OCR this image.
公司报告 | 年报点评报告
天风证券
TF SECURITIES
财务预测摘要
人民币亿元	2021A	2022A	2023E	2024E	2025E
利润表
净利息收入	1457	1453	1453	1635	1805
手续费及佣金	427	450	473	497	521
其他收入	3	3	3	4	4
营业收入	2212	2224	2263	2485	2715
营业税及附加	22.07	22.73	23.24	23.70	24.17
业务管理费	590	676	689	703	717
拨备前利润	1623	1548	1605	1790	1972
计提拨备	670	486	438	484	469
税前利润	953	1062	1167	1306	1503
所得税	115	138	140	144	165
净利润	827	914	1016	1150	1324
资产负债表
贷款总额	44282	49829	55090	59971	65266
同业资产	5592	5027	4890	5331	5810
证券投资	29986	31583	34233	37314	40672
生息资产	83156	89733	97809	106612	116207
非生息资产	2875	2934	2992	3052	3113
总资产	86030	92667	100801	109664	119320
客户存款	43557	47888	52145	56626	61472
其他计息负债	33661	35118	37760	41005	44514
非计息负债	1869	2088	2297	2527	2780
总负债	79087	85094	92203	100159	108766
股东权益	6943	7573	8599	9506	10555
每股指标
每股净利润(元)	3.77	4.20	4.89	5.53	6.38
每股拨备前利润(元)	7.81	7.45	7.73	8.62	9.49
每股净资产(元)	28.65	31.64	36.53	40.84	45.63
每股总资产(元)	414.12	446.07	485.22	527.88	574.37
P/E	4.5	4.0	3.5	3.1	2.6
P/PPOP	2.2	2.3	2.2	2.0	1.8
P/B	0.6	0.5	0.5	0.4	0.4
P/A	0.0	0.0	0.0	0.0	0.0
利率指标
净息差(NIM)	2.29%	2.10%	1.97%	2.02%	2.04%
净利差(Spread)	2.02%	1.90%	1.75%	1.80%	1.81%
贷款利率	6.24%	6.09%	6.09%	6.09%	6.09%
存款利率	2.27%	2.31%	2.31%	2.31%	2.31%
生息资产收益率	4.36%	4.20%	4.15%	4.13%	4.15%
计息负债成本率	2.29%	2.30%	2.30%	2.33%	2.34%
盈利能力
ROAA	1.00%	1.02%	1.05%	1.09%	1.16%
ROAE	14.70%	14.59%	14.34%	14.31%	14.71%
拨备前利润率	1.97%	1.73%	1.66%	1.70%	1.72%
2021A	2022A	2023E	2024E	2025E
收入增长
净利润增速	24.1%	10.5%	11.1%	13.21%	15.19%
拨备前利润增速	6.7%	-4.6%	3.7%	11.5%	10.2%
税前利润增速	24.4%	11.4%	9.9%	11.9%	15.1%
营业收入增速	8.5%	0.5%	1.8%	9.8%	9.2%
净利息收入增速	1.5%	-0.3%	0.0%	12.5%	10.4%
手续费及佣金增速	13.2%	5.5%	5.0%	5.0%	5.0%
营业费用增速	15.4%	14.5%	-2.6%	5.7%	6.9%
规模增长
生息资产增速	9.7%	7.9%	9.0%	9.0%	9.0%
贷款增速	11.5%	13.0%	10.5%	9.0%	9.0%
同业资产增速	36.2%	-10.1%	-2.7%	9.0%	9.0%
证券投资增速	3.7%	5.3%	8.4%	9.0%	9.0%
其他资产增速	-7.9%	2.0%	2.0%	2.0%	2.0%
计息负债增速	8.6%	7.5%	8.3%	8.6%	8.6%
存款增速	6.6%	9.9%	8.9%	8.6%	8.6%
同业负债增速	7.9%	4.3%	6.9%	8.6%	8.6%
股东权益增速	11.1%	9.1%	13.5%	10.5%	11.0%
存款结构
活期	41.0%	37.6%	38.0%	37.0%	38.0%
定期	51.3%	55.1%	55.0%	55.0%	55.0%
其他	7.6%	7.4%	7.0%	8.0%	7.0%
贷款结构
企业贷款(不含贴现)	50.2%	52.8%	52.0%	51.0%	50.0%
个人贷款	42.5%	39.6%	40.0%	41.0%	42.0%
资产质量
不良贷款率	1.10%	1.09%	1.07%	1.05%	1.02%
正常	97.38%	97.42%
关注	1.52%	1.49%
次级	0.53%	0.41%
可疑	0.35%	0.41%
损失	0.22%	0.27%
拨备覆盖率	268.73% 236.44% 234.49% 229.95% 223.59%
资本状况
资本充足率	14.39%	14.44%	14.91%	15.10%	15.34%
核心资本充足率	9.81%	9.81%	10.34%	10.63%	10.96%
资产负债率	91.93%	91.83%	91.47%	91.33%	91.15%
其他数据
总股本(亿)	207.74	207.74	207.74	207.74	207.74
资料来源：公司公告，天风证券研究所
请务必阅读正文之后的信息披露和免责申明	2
_ _ _ _ _ _ _
THE TASK -> Extract, word for word, each line of the listing above.

WRITTEN RESPONSE ->
OCR this image.
公司报告 | 年报点评报告
天风证券
TF SECURITIES
财务预测摘要
人民币亿元	2021A	2022A	2023E	2024E	2025E
利润表
净利息收入	1457	1453	1453	1635	1805
手续费及佣金	427	450	473	497	521
其他收入	3	3	3	4	4
营业收入	2212	2224	2263	2485	2715
营业税及附加	22.07	22.73	23.24	23.70	24.17
业务管理费	590	676	689	703	717
拨备前利润	1623	1548	1605	1790	1972
计提拨备	670	486	438	484	469
税前利润	953	1062	1167	1306	1503
所得税	115	138	140	144	165
净利润	827	914	1016	1150	1324
资产负债表
贷款总额	44282	49829	55090	59971	65266
同业资产	5592	5027	4890	5331	5810
证券投资	29986	31583	34233	37314	40672
生息资产	83156	89733	97809	106612	116207
非生息资产	2875	2934	2992	3052	3113
总资产	86030	92667	100801	109664	119320
客户存款	43557	47888	52145	56626	61472
其他计息负债	33661	35118	37760	41005	44514
非计息负债	1869	2088	2297	2527	2780
总负债	79087	85094	92203	100159	108766
股东权益	6943	7573	8599	9506	10555
每股指标
每股净利润(元)	3.77	4.20	4.89	5.53	6.38
每股拨备前利润(元)	7.81	7.45	7.73	8.62	9.49
每股净资产(元)	28.65	31.64	36.53	40.84	45.63
每股总资产(元)	414.12	446.07	485.22	527.88	574.37
P/E	4.5	4.0	3.5	3.1	2.6
P/PPOP	2.2	2.3	2.2	2.0	1.8
P/B	0.6	0.5	0.5	0.4	0.4
P/A	0.0	0.0	0.0	0.0	0.0
利率指标
净息差(NIM)	2.29%	2.10%	1.97%	2.02%	2.04%
净利差(Spread)	2.02%	1.90%	1.75%	1.80%	1.81%
贷款利率	6.24%	6.09%	6.09%	6.09%	6.09%
存款利率	2.27%	2.31%	2.31%	2.31%	2.31%
生息资产收益率	4.36%	4.20%	4.15%	4.13%	4.15%
计息负债成本率	2.29%	2.30%	2.30%	2.33%	2.34%
盈利能力
ROAA	1.00%	1.02%	1.05%	1.09%	1.16%
ROAE	14.70%	14.59%	14.34%	14.31%	14.71%
拨备前利润率	1.97%	1.73%	1.66%	1.70%	1.72%
2021A	2022A	2023E	2024E	2025E
收入增长
净利润增速	24.1%	10.5%	11.1%	13.21%	15.19%
拨备前利润增速	6.7%	-4.6%	3.7%	11.5%	10.2%
税前利润增速	24.4%	11.4%	9.9%	11.9%	15.1%
营业收入增速	8.5%	0.5%	1.8%	9.8%	9.2%
净利息收入增速	1.5%	-0.3%	0.0%	12.5%	10.4%
手续费及佣金增速	13.2%	5.5%	5.0%	5.0%	5.0%
营业费用增速	15.4%	14.5%	-2.6%	5.7%	6.9%
规模增长
生息资产增速	9.7%	7.9%	9.0%	9.0%	9.0%
贷款增速	11.5%	13.0%	10.5%	9.0%	9.0%
同业资产增速	36.2%	-10.1%	-2.7%	9.0%	9.0%
证券投资增速	3.7%	5.3%	8.4%	9.0%	9.0%
其他资产增速	-7.9%	2.0%	2.0%	2.0%	2.0%
计息负债增速	8.6%	7.5%	8.3%	8.6%	8.6%
存款增速	6.6%	9.9%	8.9%	8.6%	8.6%
同业负债增速	7.9%	4.3%	6.9%	8.6%	8.6%
股东权益增速	11.1%	9.1%	13.5%	10.5%	11.0%
存款结构
活期	41.0%	37.6%	38.0%	37.0%	38.0%
定期	51.3%	55.1%	55.0%	55.0%	55.0%
其他	7.6%	7.4%	7.0%	8.0%	7.0%
贷款结构
企业贷款(不含贴现)	50.2%	52.8%	52.0%	51.0%	50.0%
个人贷款	42.5%	39.6%	40.0%	41.0%	42.0%
资产质量
不良贷款率	1.10%	1.09%	1.07%	1.05%	1.02%
正常	97.38%	97.42%
关注	1.52%	1.49%
次级	0.53%	0.41%
可疑	0.35%	0.41%
损失	0.22%	0.27%
拨备覆盖率	268.73% 236.44% 234.49% 229.95% 223.59%
资本状况
资本充足率	14.39%	14.44%	14.91%	15.10%	15.34%
核心资本充足率	9.81%	9.81%	10.34%	10.63%	10.96%
资产负债率	91.93%	91.83%	91.47%	91.33%	91.15%
其他数据
总股本(亿)	207.74	207.74	207.74	207.74	207.74
资料来源：公司公告，天风证券研究所
请务必阅读正文之后的信息披露和免责申明	2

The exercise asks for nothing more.